_JOB:_ Tell how many lines in the data below hold the string "Output"; give nothing but the number.

BEGIN INFORMATION SUPPLIED

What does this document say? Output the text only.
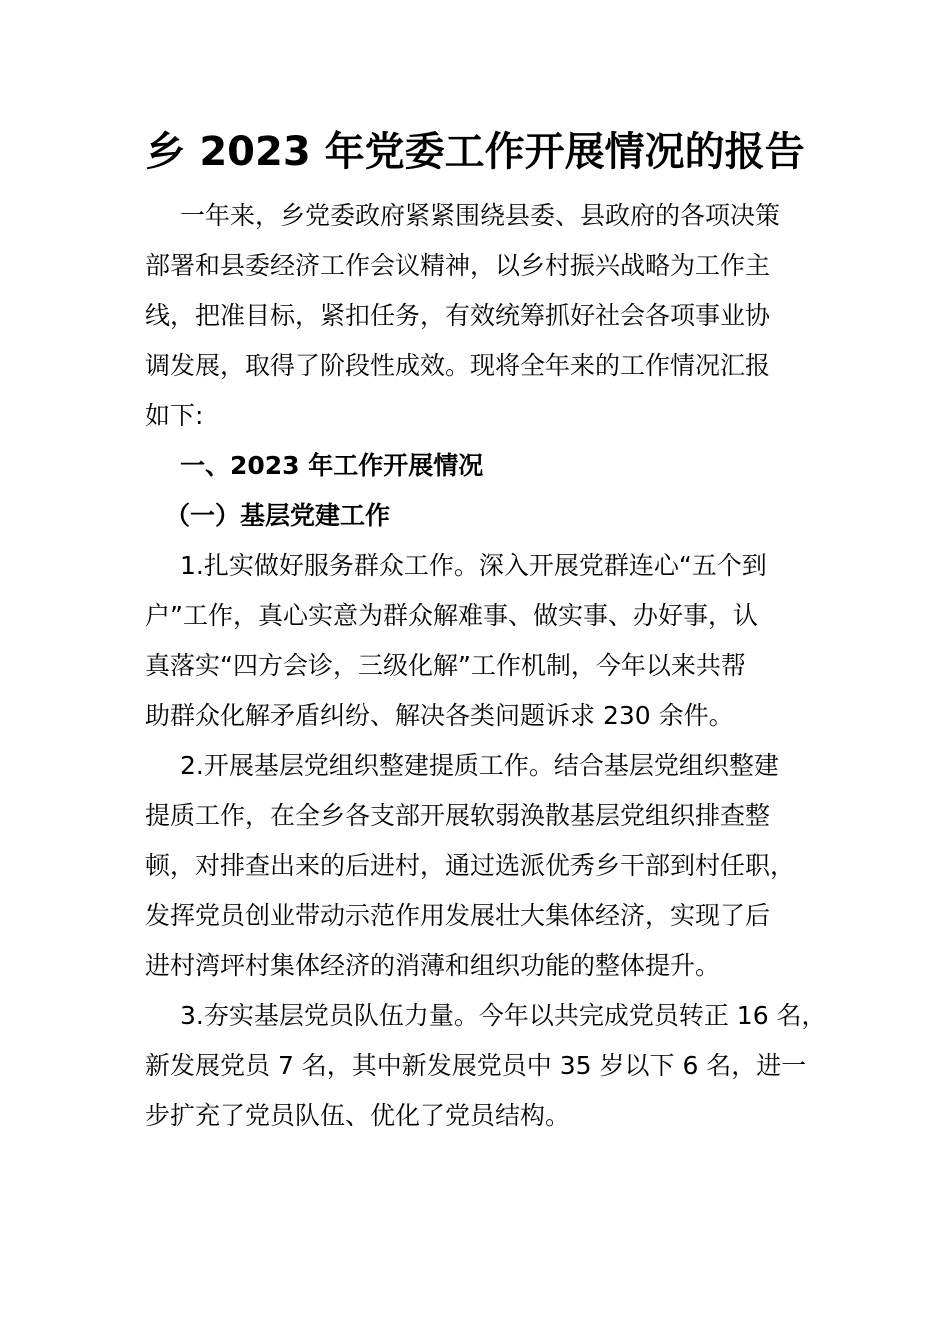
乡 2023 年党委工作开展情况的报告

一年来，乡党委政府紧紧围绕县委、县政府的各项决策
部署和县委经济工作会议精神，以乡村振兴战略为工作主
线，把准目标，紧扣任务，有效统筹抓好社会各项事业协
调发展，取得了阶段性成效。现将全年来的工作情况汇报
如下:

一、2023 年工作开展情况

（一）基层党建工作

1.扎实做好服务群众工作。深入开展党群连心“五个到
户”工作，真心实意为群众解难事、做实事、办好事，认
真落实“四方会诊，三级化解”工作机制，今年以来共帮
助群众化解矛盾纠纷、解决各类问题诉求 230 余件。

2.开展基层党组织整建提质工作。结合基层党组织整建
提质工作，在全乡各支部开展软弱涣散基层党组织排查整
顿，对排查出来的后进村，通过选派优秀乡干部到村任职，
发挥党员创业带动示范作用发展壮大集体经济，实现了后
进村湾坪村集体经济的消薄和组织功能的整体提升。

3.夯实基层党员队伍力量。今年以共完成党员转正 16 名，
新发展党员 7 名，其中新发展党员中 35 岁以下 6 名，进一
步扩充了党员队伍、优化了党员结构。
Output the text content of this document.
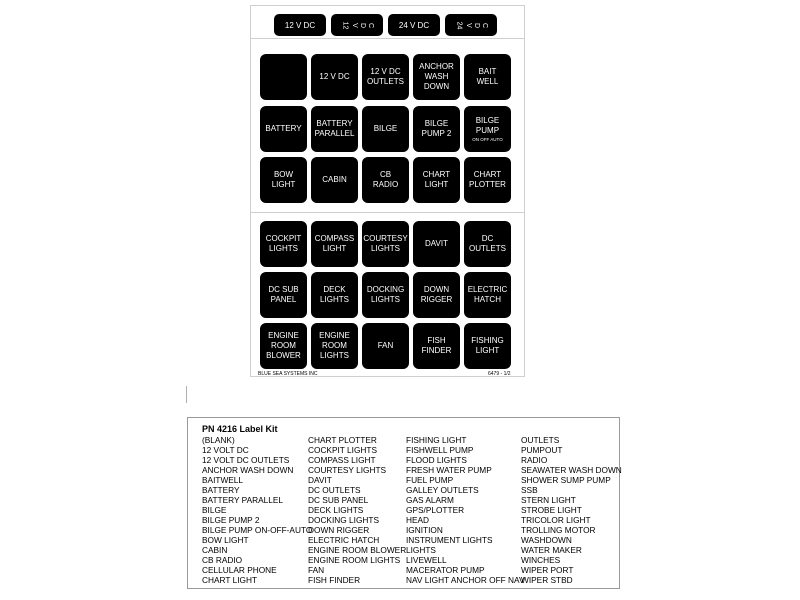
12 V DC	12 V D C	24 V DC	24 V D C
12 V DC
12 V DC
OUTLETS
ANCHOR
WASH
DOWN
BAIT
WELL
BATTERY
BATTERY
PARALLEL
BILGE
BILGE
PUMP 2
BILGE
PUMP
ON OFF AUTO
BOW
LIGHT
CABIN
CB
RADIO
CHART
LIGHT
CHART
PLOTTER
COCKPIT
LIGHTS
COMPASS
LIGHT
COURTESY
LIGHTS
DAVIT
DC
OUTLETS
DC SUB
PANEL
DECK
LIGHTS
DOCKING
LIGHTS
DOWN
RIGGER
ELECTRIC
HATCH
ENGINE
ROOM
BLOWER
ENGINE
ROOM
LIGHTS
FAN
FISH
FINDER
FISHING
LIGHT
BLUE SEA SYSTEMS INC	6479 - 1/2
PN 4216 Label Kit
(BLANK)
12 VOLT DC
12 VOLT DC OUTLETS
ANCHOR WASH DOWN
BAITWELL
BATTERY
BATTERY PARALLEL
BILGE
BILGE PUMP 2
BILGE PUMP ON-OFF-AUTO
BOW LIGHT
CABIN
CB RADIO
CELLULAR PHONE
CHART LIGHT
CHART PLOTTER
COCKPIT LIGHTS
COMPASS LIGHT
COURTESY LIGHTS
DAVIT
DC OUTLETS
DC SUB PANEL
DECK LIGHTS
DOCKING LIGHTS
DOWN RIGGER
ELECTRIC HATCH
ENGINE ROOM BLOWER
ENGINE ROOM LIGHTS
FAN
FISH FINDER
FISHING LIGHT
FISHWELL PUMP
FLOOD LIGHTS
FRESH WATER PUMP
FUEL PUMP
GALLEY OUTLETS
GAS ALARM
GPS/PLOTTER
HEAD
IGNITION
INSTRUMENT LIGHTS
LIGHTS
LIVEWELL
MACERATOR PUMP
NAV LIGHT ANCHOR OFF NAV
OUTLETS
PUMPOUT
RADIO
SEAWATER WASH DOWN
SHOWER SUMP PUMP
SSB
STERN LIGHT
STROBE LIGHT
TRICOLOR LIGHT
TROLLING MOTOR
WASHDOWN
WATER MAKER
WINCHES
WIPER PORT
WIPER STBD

END INFORMATION SUPPLIED

_ANSWER IN FULL:_ 2